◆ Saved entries
-------------------------
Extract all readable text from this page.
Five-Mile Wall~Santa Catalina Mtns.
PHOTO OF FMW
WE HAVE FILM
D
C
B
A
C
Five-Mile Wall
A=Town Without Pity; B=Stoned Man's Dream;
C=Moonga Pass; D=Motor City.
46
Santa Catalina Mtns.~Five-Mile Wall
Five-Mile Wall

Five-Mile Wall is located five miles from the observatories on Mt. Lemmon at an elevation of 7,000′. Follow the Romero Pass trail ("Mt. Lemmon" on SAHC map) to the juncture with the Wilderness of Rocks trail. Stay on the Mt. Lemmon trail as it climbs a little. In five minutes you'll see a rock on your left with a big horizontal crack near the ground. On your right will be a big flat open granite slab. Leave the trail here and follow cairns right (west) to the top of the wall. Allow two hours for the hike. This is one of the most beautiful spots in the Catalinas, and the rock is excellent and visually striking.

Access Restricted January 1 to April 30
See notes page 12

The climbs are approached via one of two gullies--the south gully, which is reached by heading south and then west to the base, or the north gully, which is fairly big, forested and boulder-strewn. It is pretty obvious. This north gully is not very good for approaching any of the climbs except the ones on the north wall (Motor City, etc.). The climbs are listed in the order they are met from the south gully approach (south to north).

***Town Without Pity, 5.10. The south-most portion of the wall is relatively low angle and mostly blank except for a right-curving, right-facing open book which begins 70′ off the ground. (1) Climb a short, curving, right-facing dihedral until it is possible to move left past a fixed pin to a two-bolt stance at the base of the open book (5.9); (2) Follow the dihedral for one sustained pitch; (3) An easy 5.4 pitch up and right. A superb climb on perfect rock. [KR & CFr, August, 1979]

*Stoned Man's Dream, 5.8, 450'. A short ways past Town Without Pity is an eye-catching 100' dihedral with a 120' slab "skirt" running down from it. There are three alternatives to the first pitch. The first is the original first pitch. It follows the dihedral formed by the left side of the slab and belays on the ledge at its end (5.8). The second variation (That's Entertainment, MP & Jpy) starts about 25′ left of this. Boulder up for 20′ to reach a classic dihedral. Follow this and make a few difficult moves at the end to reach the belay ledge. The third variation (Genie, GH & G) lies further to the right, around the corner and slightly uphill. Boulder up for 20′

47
-------------------------
◆ REQUEST
Report every line in the data above in which the word "page" appears.

◆ EXERCISE RESULT
Extract all readable text from this page.
See notes page 12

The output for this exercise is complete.